Count how many lines below include the string "name", and give that number without anything else.

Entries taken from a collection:
----------

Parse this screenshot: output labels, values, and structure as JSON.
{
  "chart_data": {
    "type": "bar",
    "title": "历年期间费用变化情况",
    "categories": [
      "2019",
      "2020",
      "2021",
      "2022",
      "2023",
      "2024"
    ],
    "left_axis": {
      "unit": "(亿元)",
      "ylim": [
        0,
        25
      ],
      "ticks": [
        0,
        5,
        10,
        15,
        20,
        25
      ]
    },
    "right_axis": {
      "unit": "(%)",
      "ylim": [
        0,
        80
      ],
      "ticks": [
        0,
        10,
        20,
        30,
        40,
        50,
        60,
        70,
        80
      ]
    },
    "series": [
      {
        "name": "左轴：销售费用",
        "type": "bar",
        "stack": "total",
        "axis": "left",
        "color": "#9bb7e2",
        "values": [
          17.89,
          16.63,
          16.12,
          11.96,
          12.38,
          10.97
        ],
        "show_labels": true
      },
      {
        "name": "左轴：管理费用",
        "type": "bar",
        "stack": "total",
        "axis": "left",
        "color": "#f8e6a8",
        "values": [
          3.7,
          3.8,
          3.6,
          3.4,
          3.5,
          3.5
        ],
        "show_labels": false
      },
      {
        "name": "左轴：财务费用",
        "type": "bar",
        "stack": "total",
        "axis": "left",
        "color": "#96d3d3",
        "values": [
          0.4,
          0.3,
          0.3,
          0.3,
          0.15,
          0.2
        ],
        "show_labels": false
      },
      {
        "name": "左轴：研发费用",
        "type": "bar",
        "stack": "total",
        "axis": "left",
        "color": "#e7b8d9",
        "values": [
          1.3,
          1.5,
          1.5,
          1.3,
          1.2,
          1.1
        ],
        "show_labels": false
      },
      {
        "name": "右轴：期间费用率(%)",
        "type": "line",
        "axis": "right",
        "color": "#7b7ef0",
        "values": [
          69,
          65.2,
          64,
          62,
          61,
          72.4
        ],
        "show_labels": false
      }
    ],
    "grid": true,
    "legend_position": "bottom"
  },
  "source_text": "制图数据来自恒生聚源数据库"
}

----------

*WRITTEN SOLUTION*
5